BEGIN ITEMS

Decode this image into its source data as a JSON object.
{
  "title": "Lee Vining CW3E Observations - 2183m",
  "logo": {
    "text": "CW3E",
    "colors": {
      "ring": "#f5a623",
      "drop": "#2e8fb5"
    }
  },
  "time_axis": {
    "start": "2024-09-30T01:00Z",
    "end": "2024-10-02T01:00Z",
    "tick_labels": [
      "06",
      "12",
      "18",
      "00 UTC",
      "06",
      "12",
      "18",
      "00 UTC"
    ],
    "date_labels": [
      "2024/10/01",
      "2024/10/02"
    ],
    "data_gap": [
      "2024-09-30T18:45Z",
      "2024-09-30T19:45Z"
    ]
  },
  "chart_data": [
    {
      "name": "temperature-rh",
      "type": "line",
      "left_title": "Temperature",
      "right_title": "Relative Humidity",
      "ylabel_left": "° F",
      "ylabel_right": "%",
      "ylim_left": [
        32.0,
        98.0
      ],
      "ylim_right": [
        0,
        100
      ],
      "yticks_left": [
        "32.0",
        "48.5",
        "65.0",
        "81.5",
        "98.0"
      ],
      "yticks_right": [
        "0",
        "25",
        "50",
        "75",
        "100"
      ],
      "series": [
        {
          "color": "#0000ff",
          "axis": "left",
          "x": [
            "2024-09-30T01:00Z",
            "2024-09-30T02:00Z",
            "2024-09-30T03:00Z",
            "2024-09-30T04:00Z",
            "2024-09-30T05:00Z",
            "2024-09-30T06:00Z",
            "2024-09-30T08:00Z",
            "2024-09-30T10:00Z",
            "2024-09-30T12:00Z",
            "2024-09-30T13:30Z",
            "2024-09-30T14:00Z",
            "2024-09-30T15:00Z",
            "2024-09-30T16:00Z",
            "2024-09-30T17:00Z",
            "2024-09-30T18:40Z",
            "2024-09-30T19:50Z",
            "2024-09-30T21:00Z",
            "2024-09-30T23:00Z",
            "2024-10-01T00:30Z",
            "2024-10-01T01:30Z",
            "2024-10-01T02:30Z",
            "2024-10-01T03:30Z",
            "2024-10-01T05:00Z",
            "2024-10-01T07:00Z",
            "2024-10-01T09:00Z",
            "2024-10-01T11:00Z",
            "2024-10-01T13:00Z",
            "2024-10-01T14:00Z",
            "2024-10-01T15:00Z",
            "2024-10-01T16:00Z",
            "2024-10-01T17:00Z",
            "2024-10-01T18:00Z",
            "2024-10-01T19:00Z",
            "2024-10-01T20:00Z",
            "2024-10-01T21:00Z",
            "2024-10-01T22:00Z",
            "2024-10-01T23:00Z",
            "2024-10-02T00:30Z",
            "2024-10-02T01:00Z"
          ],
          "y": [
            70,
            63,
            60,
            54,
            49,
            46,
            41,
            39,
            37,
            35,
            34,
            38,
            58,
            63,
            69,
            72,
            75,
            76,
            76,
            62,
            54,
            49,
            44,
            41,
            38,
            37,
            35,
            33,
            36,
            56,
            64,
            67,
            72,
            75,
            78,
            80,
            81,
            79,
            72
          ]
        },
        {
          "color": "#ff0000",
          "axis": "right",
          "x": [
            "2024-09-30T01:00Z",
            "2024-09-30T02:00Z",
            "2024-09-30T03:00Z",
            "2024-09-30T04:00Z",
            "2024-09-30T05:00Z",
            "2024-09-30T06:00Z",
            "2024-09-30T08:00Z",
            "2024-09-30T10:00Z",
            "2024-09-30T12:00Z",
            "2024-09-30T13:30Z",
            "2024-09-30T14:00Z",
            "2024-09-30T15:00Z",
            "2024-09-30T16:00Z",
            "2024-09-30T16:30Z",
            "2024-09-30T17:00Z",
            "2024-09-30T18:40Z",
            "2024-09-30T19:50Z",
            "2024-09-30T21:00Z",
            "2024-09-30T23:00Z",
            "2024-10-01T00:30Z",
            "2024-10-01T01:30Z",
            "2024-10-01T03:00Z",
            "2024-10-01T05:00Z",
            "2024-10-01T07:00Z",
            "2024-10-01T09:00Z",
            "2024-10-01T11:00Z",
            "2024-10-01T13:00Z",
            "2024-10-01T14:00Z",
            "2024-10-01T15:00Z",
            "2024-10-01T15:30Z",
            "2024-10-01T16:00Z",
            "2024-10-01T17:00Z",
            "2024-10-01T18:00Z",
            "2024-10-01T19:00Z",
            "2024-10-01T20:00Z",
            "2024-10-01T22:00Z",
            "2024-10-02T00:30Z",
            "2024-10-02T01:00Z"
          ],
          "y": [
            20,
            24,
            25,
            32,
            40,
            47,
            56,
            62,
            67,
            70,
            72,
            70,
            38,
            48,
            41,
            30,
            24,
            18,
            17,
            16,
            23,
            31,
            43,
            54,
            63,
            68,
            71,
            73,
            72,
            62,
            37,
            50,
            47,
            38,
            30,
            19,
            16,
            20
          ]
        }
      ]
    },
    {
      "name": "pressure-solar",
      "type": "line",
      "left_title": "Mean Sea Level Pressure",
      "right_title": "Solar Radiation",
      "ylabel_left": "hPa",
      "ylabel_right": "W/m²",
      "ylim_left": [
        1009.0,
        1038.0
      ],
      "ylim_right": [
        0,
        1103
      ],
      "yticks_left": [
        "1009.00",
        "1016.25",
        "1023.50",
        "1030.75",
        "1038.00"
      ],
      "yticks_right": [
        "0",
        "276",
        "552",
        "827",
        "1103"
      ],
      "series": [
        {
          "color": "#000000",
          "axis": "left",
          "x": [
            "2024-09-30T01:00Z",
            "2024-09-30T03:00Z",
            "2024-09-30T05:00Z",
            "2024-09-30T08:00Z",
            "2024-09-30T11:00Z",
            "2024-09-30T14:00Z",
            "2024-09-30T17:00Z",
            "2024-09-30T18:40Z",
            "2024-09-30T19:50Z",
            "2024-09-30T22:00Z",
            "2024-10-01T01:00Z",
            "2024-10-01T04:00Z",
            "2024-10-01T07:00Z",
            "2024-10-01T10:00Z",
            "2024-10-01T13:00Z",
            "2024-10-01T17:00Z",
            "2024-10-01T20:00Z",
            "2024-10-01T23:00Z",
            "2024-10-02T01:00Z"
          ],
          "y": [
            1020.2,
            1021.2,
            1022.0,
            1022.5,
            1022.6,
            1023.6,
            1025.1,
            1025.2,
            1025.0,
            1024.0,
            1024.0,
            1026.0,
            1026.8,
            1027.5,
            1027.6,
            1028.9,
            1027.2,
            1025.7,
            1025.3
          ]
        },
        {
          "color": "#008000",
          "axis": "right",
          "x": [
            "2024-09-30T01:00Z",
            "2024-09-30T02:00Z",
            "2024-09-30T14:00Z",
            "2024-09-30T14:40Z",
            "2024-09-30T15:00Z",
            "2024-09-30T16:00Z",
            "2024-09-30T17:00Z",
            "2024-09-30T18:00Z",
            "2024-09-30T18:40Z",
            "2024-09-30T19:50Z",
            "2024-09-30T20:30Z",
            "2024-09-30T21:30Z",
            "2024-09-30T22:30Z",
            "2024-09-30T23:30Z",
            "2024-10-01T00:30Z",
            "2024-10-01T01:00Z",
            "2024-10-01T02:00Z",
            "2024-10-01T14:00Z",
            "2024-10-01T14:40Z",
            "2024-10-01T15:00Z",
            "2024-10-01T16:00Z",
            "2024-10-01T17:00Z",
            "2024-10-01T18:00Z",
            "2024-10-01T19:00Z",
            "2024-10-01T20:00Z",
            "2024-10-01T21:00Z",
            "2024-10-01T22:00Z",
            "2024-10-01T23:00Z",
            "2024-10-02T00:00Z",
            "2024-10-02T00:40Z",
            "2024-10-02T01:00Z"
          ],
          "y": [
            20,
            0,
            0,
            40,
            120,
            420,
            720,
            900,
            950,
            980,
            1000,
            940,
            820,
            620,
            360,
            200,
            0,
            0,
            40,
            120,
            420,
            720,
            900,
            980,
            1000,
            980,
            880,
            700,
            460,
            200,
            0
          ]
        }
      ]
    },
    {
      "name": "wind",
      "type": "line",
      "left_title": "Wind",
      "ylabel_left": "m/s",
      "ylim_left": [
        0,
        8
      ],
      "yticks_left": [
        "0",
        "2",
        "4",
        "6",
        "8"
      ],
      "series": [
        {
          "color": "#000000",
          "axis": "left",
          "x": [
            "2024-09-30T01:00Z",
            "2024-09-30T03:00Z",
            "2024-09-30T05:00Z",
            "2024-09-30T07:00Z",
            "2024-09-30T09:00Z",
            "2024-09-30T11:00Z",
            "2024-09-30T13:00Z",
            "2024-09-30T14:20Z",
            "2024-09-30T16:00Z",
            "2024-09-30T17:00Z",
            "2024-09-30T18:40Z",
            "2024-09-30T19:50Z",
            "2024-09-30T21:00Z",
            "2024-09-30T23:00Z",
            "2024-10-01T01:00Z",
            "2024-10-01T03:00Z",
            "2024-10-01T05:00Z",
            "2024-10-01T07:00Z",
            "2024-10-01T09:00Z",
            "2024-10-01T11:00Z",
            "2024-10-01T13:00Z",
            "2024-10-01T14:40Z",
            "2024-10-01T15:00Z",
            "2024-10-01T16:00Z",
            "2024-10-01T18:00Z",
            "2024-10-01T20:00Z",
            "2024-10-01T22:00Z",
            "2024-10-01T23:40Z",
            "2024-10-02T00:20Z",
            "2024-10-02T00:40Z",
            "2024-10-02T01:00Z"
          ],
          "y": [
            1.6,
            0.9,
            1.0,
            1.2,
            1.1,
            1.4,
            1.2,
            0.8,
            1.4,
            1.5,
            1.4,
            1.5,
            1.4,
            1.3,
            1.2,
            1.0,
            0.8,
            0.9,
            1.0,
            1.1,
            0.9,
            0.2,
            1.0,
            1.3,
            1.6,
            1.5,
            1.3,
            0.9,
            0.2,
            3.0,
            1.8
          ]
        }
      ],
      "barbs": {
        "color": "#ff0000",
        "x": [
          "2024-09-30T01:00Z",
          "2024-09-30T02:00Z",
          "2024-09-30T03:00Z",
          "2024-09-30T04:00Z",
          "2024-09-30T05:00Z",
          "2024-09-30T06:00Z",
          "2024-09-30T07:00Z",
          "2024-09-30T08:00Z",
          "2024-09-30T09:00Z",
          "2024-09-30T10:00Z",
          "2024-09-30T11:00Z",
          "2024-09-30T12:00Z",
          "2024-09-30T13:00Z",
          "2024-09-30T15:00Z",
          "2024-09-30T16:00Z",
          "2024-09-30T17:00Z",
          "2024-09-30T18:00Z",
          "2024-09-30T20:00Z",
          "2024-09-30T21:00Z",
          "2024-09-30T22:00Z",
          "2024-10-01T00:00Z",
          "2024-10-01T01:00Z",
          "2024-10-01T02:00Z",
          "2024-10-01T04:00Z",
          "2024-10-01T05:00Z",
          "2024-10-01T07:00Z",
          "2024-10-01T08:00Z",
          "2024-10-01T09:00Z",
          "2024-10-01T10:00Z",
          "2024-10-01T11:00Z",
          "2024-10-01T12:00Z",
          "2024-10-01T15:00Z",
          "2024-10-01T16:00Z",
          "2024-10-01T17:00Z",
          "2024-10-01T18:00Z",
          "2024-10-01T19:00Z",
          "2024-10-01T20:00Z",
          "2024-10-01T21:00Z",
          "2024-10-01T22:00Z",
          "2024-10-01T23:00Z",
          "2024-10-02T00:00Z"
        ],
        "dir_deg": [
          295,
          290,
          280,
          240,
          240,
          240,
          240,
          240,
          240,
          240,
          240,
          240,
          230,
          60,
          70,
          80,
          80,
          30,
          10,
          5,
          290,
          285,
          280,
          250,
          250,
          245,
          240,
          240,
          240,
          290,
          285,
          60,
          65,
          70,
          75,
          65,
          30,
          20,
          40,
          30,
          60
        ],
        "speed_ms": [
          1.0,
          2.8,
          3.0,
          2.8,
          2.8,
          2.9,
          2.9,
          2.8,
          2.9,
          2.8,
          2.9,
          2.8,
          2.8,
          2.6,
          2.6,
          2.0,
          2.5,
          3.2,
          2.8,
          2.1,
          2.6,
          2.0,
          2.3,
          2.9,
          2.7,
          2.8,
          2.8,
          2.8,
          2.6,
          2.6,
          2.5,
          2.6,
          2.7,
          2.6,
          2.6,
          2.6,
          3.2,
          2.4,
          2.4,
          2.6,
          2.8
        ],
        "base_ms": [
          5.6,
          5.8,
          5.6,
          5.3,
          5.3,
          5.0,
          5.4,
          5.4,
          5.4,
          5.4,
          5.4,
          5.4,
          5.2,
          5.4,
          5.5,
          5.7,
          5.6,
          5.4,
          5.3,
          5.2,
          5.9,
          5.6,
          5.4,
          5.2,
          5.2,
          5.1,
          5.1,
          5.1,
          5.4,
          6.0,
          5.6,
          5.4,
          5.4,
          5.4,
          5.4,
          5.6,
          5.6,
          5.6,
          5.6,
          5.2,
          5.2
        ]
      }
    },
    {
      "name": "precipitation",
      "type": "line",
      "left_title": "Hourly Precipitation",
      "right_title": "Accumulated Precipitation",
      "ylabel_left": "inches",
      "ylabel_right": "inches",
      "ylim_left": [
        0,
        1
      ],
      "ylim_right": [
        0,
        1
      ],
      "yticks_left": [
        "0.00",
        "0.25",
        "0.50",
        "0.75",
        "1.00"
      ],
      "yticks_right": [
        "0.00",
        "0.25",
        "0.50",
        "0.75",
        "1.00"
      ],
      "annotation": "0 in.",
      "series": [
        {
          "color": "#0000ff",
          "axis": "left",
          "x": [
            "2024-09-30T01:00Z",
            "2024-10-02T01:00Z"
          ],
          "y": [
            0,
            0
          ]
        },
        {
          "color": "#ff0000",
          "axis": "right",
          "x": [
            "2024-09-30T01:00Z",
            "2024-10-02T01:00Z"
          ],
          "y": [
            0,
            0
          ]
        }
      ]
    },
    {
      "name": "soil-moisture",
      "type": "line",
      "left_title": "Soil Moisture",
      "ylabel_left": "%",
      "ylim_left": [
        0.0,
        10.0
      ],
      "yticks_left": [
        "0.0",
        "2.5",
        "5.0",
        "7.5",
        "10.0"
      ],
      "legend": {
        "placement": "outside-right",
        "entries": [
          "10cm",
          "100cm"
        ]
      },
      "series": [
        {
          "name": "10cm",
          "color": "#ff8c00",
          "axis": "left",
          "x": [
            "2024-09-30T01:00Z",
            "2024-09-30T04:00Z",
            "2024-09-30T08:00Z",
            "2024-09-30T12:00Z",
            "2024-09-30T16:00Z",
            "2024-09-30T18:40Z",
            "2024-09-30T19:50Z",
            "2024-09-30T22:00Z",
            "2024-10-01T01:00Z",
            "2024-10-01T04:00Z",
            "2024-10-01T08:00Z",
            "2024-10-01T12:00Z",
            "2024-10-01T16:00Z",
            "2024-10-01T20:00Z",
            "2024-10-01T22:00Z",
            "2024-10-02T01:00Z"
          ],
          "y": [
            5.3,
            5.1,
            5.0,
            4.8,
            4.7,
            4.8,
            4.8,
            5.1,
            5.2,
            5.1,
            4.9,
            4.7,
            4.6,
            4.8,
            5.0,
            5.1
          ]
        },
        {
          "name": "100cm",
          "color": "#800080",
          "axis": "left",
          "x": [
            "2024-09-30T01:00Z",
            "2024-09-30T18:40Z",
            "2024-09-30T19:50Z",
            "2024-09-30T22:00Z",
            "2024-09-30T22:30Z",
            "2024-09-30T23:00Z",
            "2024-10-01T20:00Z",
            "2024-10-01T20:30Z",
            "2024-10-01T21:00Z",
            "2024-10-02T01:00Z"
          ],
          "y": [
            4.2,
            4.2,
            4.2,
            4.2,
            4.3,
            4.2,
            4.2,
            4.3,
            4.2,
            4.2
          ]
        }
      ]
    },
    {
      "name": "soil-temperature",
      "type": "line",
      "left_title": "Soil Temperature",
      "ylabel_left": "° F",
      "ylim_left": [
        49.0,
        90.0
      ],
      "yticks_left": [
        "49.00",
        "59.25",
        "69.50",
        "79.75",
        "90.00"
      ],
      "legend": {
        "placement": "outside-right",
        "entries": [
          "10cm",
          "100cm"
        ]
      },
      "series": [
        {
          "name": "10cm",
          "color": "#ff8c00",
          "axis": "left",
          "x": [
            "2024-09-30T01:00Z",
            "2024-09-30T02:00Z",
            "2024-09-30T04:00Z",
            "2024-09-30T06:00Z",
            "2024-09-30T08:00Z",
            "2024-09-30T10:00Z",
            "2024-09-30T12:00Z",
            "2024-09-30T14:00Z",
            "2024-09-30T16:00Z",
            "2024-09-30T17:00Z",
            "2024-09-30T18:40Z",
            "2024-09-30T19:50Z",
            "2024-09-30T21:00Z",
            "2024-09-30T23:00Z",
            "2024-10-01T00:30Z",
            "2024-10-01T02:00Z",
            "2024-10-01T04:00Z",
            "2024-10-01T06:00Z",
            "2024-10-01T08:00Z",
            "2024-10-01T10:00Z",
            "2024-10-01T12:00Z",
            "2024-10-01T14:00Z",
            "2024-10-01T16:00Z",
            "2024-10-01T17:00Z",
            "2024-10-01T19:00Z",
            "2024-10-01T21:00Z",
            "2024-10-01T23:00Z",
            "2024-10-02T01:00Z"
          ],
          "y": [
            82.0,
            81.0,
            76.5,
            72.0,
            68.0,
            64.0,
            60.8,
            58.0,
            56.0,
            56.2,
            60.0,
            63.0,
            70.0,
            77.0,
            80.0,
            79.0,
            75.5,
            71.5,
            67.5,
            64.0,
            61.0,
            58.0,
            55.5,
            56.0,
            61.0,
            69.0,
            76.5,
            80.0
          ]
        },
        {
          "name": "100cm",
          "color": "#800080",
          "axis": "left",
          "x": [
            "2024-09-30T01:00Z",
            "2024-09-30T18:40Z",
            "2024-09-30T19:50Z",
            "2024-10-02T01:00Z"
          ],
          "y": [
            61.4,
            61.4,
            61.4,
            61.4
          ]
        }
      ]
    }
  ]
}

END ITEMS

→ WHAT YOU SHOULD DO: Locate all lines holding the word "inches", then copy them out.

→ THE SOLUTION:
      "ylabel_left": "inches",
      "ylabel_right": "inches",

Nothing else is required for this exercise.